Aim of the task: Extract each line where the string "false" shows up.

Data for processing:

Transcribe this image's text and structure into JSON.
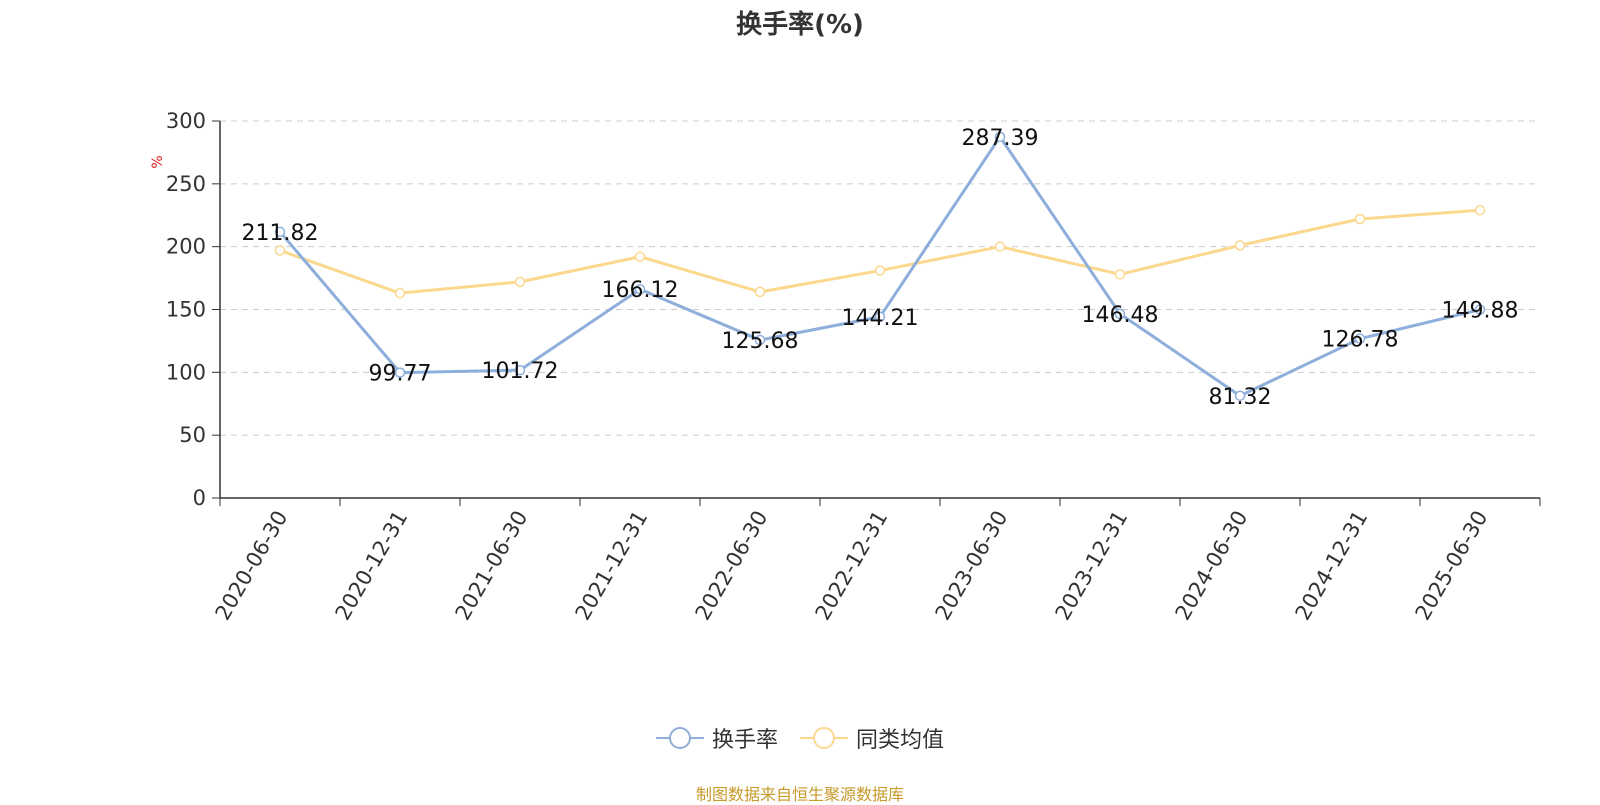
{
  "title": "换手率(%)",
  "source_note": "制图数据来自恒生聚源数据库",
  "colors": {
    "series_1": "#8eaedb",
    "series_2": "#fbd88e",
    "unit_label": "#e02020",
    "source": "#c79a2a"
  },
  "chart_data": {
    "type": "line",
    "title": "换手率(%)",
    "ylabel": "%",
    "ylim": [
      0,
      300
    ],
    "yticks": [
      0,
      50,
      100,
      150,
      200,
      250,
      300
    ],
    "grid": true,
    "legend_position": "bottom-center",
    "categories": [
      "2020-06-30",
      "2020-12-31",
      "2021-06-30",
      "2021-12-31",
      "2022-06-30",
      "2022-12-31",
      "2023-06-30",
      "2023-12-31",
      "2024-06-30",
      "2024-12-31",
      "2025-06-30"
    ],
    "series": [
      {
        "name": "换手率",
        "color": "#8eaedb",
        "labeled": true,
        "values": [
          211.82,
          99.77,
          101.72,
          166.12,
          125.68,
          144.21,
          287.39,
          146.48,
          81.32,
          126.78,
          149.88
        ]
      },
      {
        "name": "同类均值",
        "color": "#fbd88e",
        "labeled": false,
        "values": [
          197,
          163,
          172,
          192,
          164,
          181,
          200,
          178,
          201,
          222,
          229
        ]
      }
    ]
  }
}
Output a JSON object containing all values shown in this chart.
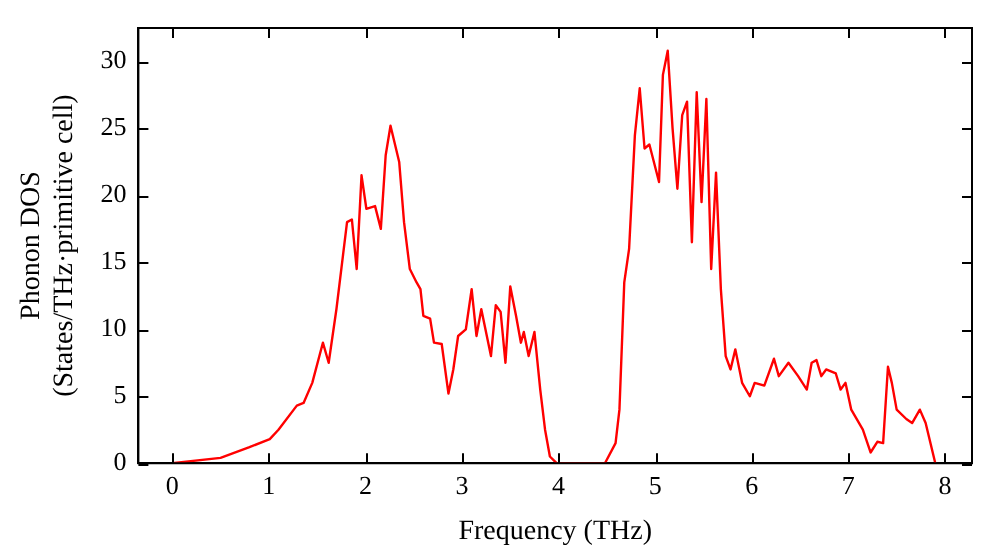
{
  "chart_data": {
    "type": "line",
    "xlabel": "Frequency (THz)",
    "ylabel": "Phonon DOS\n(States/THz·primitive cell)",
    "xlim": [
      -0.35,
      8.28
    ],
    "ylim": [
      0,
      32.5
    ],
    "xticks": [
      0,
      1,
      2,
      3,
      4,
      5,
      6,
      7,
      8
    ],
    "yticks": [
      0,
      5,
      10,
      15,
      20,
      25,
      30
    ],
    "grid": false,
    "legend": false,
    "marker": "none",
    "line_style": "solid",
    "series": [
      {
        "color": "#ff0000",
        "x": [
          0,
          0.5,
          0.8,
          1.01,
          1.1,
          1.29,
          1.36,
          1.45,
          1.56,
          1.62,
          1.7,
          1.81,
          1.86,
          1.91,
          1.96,
          2.01,
          2.1,
          2.16,
          2.21,
          2.26,
          2.35,
          2.4,
          2.46,
          2.53,
          2.57,
          2.6,
          2.67,
          2.71,
          2.79,
          2.86,
          2.91,
          2.96,
          3.04,
          3.1,
          3.15,
          3.2,
          3.3,
          3.35,
          3.4,
          3.45,
          3.5,
          3.56,
          3.61,
          3.64,
          3.69,
          3.75,
          3.81,
          3.86,
          3.91,
          3.98,
          4.48,
          4.59,
          4.63,
          4.68,
          4.73,
          4.79,
          4.84,
          4.89,
          4.94,
          5.04,
          5.08,
          5.13,
          5.18,
          5.23,
          5.28,
          5.33,
          5.38,
          5.43,
          5.48,
          5.53,
          5.58,
          5.63,
          5.68,
          5.73,
          5.78,
          5.83,
          5.9,
          5.98,
          6.03,
          6.13,
          6.23,
          6.28,
          6.38,
          6.48,
          6.57,
          6.62,
          6.67,
          6.72,
          6.77,
          6.87,
          6.92,
          6.97,
          7.03,
          7.15,
          7.23,
          7.3,
          7.36,
          7.41,
          7.45,
          7.5,
          7.6,
          7.66,
          7.74,
          7.8,
          7.9
        ],
        "values": [
          0,
          0.4,
          1.2,
          1.8,
          2.5,
          4.3,
          4.5,
          6,
          9,
          7.5,
          11.5,
          18,
          18.2,
          14.5,
          21.5,
          19,
          19.2,
          17.5,
          23,
          25.2,
          22.5,
          18,
          14.5,
          13.5,
          13,
          11,
          10.8,
          9,
          8.9,
          5.2,
          7,
          9.5,
          10,
          13,
          9.5,
          11.5,
          8,
          11.8,
          11.3,
          7.5,
          13.2,
          11,
          9,
          9.8,
          8,
          9.8,
          5.5,
          2.5,
          0.5,
          0,
          0,
          1.5,
          4,
          13.5,
          16,
          24.5,
          28,
          23.5,
          23.8,
          21,
          29,
          30.8,
          25,
          20.5,
          26,
          27,
          16.5,
          27.7,
          19.5,
          27.2,
          14.5,
          21.7,
          13,
          8,
          7,
          8.5,
          6,
          5,
          6,
          5.8,
          7.8,
          6.5,
          7.5,
          6.5,
          5.5,
          7.5,
          7.7,
          6.5,
          7,
          6.7,
          5.5,
          6,
          4,
          2.5,
          0.8,
          1.6,
          1.5,
          7.2,
          6,
          4,
          3.3,
          3,
          4,
          3,
          0
        ]
      }
    ]
  }
}
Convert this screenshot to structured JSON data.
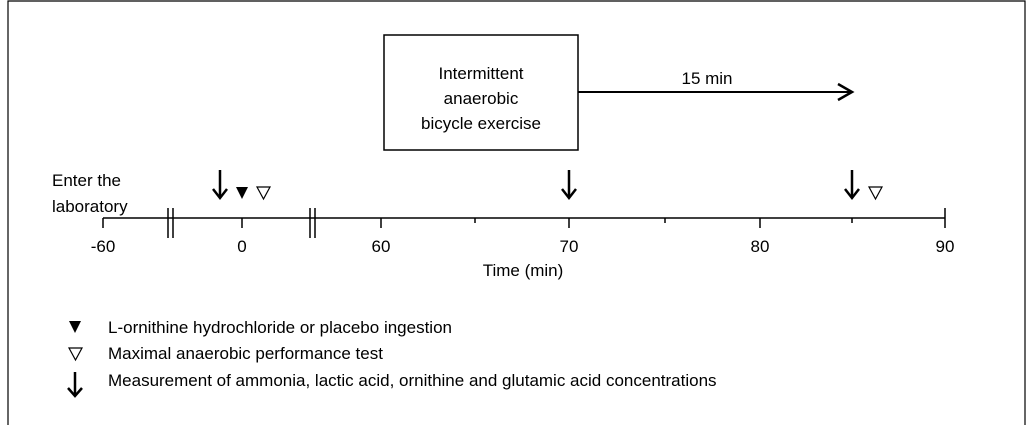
{
  "box": {
    "lines": [
      "Intermittent",
      "anaerobic",
      "bicycle exercise"
    ]
  },
  "duration_label": "15 min",
  "start_label": [
    "Enter the",
    "laboratory"
  ],
  "axis": {
    "ticks": [
      "-60",
      "0",
      "60",
      "70",
      "80",
      "90"
    ],
    "label": "Time (min)"
  },
  "legend": [
    "L-ornithine hydrochloride or placebo ingestion",
    "Maximal anaerobic performance test",
    "Measurement of ammonia, lactic acid, ornithine and glutamic acid concentrations"
  ]
}
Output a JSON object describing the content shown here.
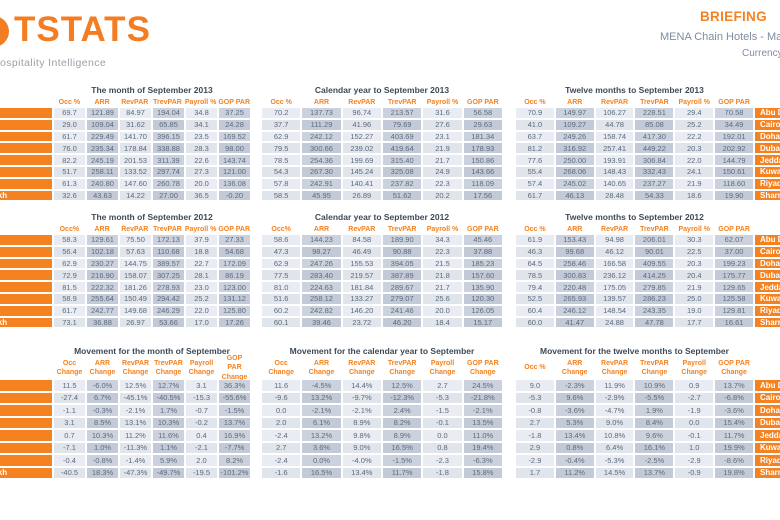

Task answer:
        "labeled": false,
    "grid": false,
    "legend": false,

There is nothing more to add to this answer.